O QUE SE ESPERA: Transcreva da reportagem sobre fãs de Star Wars o trecho que começa em "Corta a cena" e termina em "York, de 1981.".

DOCUMENTO:
══════════════════════════════

Na saída de uma audiência no Fórum de Farroupilha, na manhã da última quinta-feira, a advogada Karine Trott, 40 anos, conseguiu tirar um tempinho para responder, por telefone, como seria se a saga Star Wars jamais tivesse sido concebida.
– Possivelmente eu poderia ter outros heróis. Sou mãe de dois meninos e acabei descobrindo recentemente o mundo dos Vingadores, da Liga da Justiça, acendeu aquela chaminha pelos super-heróis, sabe? Peraí, ainda bem que existe Star Wars, não é? – devolve Karine, levemente apreensiva pelo fato de ainda não ter recebido o cosplay da personagem Rey encomendado há dois meses de uma loja de Curitiba (PR).
– Espero que as roupas cheguem a tempo para a pré-estreia do filme (Os Últimos Jedi) – torce a advogada.
Corta a cena para os corredores do campus da Universidade Anhembi Morumbi, no Parque da Mooca, em São Paulo, a exatos 1.016 quilômetros do Fórum de Farroupilha. Entre uma aula e outra, o professor de Linguagem Cinematográfica e Montagem Vebis Stevanin Junior, 41, envia áudios de WhatsApp para dizer que a ausência dos heróis de Star Wars só poderia ser preenchida pelo anarquista Snake Plissken do apocalíptico Fuga de Nova York, de 1981.
– É a ideia de precisarem de um anti-herói para salvar o mundo que me cativa – justifica Vebis, um dos integrantes do grupo Sociedade Jedi, site criado e mantido por voluntários de seis Estados, incluindo o Rio Grande do Sul, para divulgar novidades sobre a série espacial e seus derivados.
Volta para a Serra. Não há negociação para o microempresário Daniel Souza dos Santos, 37. Enquanto confere as fotos em que posou como modelo de stormtrooper na passarela do campus-sede da Universidade de Caxias do Sul (UCS), ele garante:
– Meu herói seria o He-Man. Brincadeira! Provavelmente, não teria outra saga que eu seria fã.
É difícil imaginar qual obra cinematográfica de Hollywood ocuparia hoje o pódio que a aventura espacial conquistou ainda no verão de 1977, caso o cineasta George Lucas tivesse desistido de tocar uma ideia considerada ridícula por parte do elenco e dos produtores. Se o primeiro filme chegou desacreditado aos cinemas, hoje muita gente se debruça em teorias e fatos para tentar entender o que move os milhões de fãs de Luke Skywalker, de Darth Vader, de Han Solo e companhia, muitos deles em Caxias e região.
De cidades e formações diferentes, Daniel, Vebis e Karine, por exemplo, carregam o mesmo sentimento de pertencimento a um universo cheio de referências, a mesma sensação que embala outras culturas mundo afora. São pessoas que sentem arrepios com a aproximação do lançamento de Os Últimos Jedi, continuação da franquia bilionária retomada em 2015 pela Disney. O filme chega aos cinemas de Caxias do Sul na próxima quinta-feira, dia 14.

══════════════════════════════

BLOCO DE DADOS:
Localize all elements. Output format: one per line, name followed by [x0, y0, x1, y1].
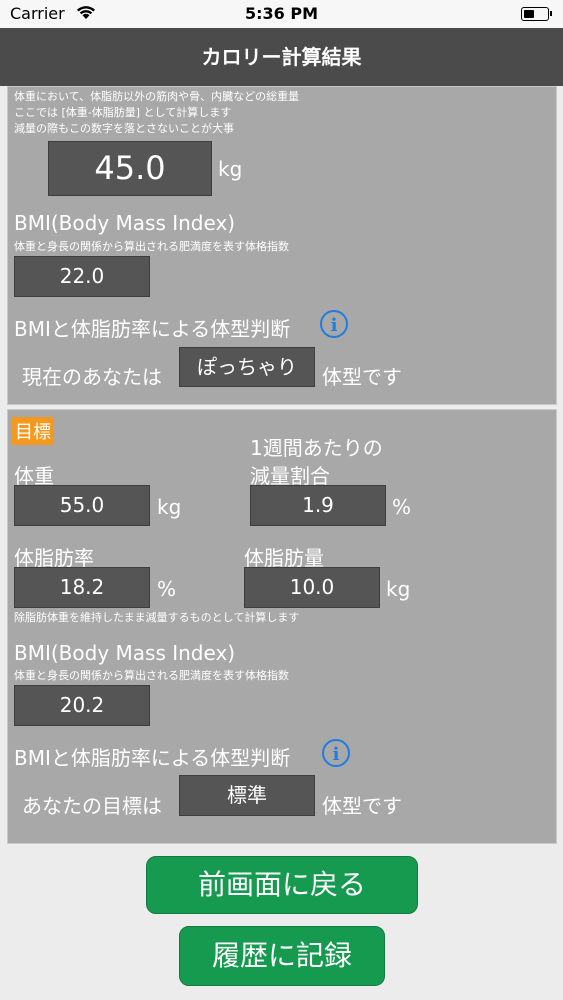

══════════════════════════════

RESPOSTA FINAL:
Corta a cena para os corredores do campus da Universidade Anhembi Morumbi, no Parque da Mooca, em São Paulo, a exatos 1.016 quilômetros do Fórum de Farroupilha. Entre uma aula e outra, o professor de Linguagem Cinematográfica e Montagem Vebis Stevanin Junior, 41, envia áudios de WhatsApp para dizer que a ausência dos heróis de Star Wars só poderia ser preenchida pelo anarquista Snake Plissken do apocalíptico Fuga de Nova York, de 1981.